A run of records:
━━━━━━━━━━━━━━━━━━━━━━━━━━━━━━

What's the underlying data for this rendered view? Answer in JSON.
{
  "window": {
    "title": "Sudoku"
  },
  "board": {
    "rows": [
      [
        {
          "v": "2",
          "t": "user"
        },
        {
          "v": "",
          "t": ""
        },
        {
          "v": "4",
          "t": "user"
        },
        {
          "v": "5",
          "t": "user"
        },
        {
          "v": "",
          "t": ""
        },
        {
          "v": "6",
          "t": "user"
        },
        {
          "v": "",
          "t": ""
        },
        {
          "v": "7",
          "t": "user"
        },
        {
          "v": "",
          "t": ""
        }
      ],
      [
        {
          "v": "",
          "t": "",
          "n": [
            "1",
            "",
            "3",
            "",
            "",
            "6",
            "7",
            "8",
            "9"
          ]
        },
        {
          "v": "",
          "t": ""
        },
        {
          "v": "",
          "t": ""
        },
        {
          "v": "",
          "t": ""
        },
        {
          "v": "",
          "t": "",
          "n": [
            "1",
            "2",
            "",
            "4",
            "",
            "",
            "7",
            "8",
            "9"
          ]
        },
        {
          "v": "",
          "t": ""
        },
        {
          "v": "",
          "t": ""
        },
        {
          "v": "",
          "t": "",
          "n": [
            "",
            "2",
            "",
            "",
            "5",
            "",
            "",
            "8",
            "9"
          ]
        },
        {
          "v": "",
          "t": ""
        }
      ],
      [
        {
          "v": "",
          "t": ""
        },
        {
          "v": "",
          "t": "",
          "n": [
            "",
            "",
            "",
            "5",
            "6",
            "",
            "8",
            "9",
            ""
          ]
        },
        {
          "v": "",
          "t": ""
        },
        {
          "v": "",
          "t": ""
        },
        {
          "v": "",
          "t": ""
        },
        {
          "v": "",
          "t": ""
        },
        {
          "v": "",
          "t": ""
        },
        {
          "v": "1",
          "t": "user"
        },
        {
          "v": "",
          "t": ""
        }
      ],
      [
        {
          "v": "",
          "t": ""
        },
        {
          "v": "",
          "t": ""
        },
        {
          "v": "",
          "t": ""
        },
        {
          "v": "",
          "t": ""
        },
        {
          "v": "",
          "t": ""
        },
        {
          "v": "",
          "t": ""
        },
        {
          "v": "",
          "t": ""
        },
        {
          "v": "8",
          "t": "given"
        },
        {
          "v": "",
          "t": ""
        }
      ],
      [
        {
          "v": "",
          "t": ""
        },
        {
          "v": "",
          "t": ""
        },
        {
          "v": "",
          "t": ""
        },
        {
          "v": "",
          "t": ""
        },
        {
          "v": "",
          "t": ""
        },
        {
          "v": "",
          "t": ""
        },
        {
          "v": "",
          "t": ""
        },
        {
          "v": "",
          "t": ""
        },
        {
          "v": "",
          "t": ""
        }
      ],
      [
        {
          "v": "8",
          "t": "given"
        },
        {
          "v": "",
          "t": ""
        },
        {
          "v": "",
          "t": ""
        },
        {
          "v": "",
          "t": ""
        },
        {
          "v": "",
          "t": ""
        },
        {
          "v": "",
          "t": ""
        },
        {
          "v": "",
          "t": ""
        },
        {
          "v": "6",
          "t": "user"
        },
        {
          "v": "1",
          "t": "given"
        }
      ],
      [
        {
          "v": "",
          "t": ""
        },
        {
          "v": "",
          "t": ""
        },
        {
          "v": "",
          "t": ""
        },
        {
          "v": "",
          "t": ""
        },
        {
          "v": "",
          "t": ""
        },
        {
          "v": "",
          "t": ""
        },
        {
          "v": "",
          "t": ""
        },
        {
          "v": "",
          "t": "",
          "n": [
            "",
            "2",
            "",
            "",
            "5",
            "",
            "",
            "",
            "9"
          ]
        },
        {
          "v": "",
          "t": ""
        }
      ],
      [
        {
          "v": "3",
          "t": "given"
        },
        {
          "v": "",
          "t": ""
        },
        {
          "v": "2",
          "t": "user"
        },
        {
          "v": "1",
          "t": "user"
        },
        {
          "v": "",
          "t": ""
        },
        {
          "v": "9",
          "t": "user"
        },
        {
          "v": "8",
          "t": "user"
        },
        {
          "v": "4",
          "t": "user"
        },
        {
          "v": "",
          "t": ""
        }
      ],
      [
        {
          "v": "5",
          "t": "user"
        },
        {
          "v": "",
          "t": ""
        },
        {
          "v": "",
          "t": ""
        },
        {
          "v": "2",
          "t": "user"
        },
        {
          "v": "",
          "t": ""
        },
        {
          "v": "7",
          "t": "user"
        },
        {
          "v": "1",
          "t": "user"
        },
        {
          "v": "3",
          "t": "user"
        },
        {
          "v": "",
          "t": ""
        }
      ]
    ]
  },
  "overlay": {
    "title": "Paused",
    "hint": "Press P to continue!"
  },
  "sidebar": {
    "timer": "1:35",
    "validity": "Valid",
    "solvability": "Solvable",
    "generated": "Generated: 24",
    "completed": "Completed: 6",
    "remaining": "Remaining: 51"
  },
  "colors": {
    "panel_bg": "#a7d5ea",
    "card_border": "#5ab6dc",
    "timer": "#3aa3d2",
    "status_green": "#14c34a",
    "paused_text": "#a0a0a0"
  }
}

━━━━━━━━━━━━━━━━━━━━━━━━━━━━━━

■ What is required: Every line of the data above should be copied exactly.

■ Finished task:
What's the underlying data for this rendered view? Answer in JSON.
{
  "window": {
    "title": "Sudoku"
  },
  "board": {
    "rows": [
      [
        {
          "v": "2",
          "t": "user"
        },
        {
          "v": "",
          "t": ""
        },
        {
          "v": "4",
          "t": "user"
        },
        {
          "v": "5",
          "t": "user"
        },
        {
          "v": "",
          "t": ""
        },
        {
          "v": "6",
          "t": "user"
        },
        {
          "v": "",
          "t": ""
        },
        {
          "v": "7",
          "t": "user"
        },
        {
          "v": "",
          "t": ""
        }
      ],
      [
        {
          "v": "",
          "t": "",
          "n": [
            "1",
            "",
            "3",
            "",
            "",
            "6",
            "7",
            "8",
            "9"
          ]
        },
        {
          "v": "",
          "t": ""
        },
        {
          "v": "",
          "t": ""
        },
        {
          "v": "",
          "t": ""
        },
        {
          "v": "",
          "t": "",
          "n": [
            "1",
            "2",
            "",
            "4",
            "",
            "",
            "7",
            "8",
            "9"
          ]
        },
        {
          "v": "",
          "t": ""
        },
        {
          "v": "",
          "t": ""
        },
        {
          "v": "",
          "t": "",
          "n": [
            "",
            "2",
            "",
            "",
            "5",
            "",
            "",
            "8",
            "9"
          ]
        },
        {
          "v": "",
          "t": ""
        }
      ],
      [
        {
          "v": "",
          "t": ""
        },
        {
          "v": "",
          "t": "",
          "n": [
            "",
            "",
            "",
            "5",
            "6",
            "",
            "8",
            "9",
            ""
          ]
        },
        {
          "v": "",
          "t": ""
        },
        {
          "v": "",
          "t": ""
        },
        {
          "v": "",
          "t": ""
        },
        {
          "v": "",
          "t": ""
        },
        {
          "v": "",
          "t": ""
        },
        {
          "v": "1",
          "t": "user"
        },
        {
          "v": "",
          "t": ""
        }
      ],
      [
        {
          "v": "",
          "t": ""
        },
        {
          "v": "",
          "t": ""
        },
        {
          "v": "",
          "t": ""
        },
        {
          "v": "",
          "t": ""
        },
        {
          "v": "",
          "t": ""
        },
        {
          "v": "",
          "t": ""
        },
        {
          "v": "",
          "t": ""
        },
        {
          "v": "8",
          "t": "given"
        },
        {
          "v": "",
          "t": ""
        }
      ],
      [
        {
          "v": "",
          "t": ""
        },
        {
          "v": "",
          "t": ""
        },
        {
          "v": "",
          "t": ""
        },
        {
          "v": "",
          "t": ""
        },
        {
          "v": "",
          "t": ""
        },
        {
          "v": "",
          "t": ""
        },
        {
          "v": "",
          "t": ""
        },
        {
          "v": "",
          "t": ""
        },
        {
          "v": "",
          "t": ""
        }
      ],
      [
        {
          "v": "8",
          "t": "given"
        },
        {
          "v": "",
          "t": ""
        },
        {
          "v": "",
          "t": ""
        },
        {
          "v": "",
          "t": ""
        },
        {
          "v": "",
          "t": ""
        },
        {
          "v": "",
          "t": ""
        },
        {
          "v": "",
          "t": ""
        },
        {
          "v": "6",
          "t": "user"
        },
        {
          "v": "1",
          "t": "given"
        }
      ],
      [
        {
          "v": "",
          "t": ""
        },
        {
          "v": "",
          "t": ""
        },
        {
          "v": "",
          "t": ""
        },
        {
          "v": "",
          "t": ""
        },
        {
          "v": "",
          "t": ""
        },
        {
          "v": "",
          "t": ""
        },
        {
          "v": "",
          "t": ""
        },
        {
          "v": "",
          "t": "",
          "n": [
            "",
            "2",
            "",
            "",
            "5",
            "",
            "",
            "",
            "9"
          ]
        },
        {
          "v": "",
          "t": ""
        }
      ],
      [
        {
          "v": "3",
          "t": "given"
        },
        {
          "v": "",
          "t": ""
        },
        {
          "v": "2",
          "t": "user"
        },
        {
          "v": "1",
          "t": "user"
        },
        {
          "v": "",
          "t": ""
        },
        {
          "v": "9",
          "t": "user"
        },
        {
          "v": "8",
          "t": "user"
        },
        {
          "v": "4",
          "t": "user"
        },
        {
          "v": "",
          "t": ""
        }
      ],
      [
        {
          "v": "5",
          "t": "user"
        },
        {
          "v": "",
          "t": ""
        },
        {
          "v": "",
          "t": ""
        },
        {
          "v": "2",
          "t": "user"
        },
        {
          "v": "",
          "t": ""
        },
        {
          "v": "7",
          "t": "user"
        },
        {
          "v": "1",
          "t": "user"
        },
        {
          "v": "3",
          "t": "user"
        },
        {
          "v": "",
          "t": ""
        }
      ]
    ]
  },
  "overlay": {
    "title": "Paused",
    "hint": "Press P to continue!"
  },
  "sidebar": {
    "timer": "1:35",
    "validity": "Valid",
    "solvability": "Solvable",
    "generated": "Generated: 24",
    "completed": "Completed: 6",
    "remaining": "Remaining: 51"
  },
  "colors": {
    "panel_bg": "#a7d5ea",
    "card_border": "#5ab6dc",
    "timer": "#3aa3d2",
    "status_green": "#14c34a",
    "paused_text": "#a0a0a0"
  }
}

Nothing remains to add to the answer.